_PROBLEM:_ From the entries below, gather each line containing the word "JSON".

■ ■ ■ ■ ■ ■ ■

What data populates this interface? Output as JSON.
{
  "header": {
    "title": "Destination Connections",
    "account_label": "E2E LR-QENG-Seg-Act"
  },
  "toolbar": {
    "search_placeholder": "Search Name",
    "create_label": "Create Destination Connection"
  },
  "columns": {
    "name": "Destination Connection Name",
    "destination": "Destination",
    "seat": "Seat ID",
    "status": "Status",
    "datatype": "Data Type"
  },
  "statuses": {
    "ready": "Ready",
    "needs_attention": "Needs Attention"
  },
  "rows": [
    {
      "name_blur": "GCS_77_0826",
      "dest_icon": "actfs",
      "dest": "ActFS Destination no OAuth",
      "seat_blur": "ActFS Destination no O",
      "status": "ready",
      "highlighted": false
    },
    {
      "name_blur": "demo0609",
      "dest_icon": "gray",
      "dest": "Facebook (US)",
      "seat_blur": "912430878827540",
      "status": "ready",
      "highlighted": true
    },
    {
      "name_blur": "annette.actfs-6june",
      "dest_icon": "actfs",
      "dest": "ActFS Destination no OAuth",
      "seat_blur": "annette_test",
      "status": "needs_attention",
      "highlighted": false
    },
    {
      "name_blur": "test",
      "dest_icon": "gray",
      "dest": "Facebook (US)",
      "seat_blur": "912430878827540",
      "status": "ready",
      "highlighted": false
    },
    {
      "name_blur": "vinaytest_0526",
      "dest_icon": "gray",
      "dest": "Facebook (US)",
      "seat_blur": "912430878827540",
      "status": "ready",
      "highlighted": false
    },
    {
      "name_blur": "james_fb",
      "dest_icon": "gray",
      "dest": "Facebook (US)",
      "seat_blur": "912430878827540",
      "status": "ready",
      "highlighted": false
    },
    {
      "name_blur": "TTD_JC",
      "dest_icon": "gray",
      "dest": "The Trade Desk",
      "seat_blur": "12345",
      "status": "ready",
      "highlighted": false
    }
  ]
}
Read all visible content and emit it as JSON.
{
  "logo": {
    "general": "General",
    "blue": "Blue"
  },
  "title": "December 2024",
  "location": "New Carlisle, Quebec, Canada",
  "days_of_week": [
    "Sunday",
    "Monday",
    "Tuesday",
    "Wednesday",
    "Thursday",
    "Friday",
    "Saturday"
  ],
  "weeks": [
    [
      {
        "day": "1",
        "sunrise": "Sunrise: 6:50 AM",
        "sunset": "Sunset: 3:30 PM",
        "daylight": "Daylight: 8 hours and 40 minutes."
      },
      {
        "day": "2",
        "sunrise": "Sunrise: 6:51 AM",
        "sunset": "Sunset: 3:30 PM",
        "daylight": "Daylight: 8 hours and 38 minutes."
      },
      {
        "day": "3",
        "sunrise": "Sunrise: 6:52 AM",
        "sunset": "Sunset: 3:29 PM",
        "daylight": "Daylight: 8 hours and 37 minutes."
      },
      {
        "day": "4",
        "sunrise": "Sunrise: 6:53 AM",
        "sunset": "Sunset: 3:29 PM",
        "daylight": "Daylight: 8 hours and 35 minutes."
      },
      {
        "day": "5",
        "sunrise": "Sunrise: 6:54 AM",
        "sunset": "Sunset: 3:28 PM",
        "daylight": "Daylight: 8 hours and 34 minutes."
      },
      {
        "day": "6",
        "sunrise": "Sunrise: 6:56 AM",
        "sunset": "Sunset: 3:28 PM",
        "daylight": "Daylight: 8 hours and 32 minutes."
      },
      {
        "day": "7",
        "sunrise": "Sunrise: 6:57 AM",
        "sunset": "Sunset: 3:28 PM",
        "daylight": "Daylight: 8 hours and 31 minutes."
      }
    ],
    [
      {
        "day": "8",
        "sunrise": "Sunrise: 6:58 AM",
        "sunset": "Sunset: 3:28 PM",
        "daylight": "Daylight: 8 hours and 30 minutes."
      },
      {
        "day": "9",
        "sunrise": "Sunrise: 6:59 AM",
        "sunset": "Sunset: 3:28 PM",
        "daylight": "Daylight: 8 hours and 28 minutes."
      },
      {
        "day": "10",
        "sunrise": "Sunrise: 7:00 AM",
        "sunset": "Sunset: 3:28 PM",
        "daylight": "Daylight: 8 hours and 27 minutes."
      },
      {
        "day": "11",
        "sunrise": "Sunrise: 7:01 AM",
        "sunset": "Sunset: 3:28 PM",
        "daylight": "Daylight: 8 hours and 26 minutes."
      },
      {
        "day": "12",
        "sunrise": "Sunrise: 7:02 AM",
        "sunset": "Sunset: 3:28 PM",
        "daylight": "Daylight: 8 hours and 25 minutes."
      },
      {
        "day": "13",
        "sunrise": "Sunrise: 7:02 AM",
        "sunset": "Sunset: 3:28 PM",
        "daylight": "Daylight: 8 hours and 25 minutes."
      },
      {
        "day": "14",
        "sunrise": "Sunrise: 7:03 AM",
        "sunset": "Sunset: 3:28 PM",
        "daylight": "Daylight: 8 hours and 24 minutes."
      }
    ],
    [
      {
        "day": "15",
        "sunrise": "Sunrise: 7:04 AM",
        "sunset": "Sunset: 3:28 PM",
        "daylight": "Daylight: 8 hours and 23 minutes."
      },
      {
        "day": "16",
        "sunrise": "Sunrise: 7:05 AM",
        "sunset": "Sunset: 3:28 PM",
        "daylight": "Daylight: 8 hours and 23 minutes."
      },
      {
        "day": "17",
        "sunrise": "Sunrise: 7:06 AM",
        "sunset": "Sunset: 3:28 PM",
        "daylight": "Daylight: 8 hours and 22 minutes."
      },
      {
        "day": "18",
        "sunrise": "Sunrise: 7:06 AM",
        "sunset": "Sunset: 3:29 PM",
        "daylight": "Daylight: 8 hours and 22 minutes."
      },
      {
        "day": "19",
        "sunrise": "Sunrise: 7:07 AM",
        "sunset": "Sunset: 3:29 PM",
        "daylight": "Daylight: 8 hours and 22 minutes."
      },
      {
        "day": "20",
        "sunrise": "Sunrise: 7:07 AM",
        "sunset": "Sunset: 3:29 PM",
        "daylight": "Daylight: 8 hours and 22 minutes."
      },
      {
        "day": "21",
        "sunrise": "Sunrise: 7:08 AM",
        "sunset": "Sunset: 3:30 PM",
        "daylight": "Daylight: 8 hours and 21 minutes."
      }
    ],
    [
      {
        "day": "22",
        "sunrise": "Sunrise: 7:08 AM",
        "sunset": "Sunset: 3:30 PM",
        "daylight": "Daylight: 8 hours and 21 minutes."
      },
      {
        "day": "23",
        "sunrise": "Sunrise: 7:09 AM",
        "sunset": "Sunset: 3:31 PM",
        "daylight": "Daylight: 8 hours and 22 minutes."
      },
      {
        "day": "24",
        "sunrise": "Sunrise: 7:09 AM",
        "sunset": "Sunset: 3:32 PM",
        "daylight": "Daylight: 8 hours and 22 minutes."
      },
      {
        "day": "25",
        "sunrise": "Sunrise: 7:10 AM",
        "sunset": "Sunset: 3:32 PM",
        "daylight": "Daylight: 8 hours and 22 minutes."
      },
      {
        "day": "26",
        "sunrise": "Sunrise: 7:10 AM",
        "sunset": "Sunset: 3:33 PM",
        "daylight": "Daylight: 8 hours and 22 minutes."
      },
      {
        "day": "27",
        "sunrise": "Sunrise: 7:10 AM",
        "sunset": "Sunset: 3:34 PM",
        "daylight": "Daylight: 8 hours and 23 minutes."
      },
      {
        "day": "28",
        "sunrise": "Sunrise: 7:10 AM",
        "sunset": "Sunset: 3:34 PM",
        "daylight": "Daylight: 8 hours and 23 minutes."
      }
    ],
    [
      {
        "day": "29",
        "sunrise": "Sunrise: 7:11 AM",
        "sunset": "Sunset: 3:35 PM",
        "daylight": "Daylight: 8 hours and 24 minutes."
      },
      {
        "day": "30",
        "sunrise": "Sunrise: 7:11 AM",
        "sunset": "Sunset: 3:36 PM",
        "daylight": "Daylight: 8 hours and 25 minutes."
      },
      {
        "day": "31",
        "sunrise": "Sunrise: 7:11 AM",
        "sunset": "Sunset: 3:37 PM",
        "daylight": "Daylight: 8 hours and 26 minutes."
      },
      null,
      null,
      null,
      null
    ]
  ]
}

■ ■ ■ ■ ■ ■ ■

_COMPLETE ANSWER:_
What data populates this interface? Output as JSON.
Read all visible content and emit it as JSON.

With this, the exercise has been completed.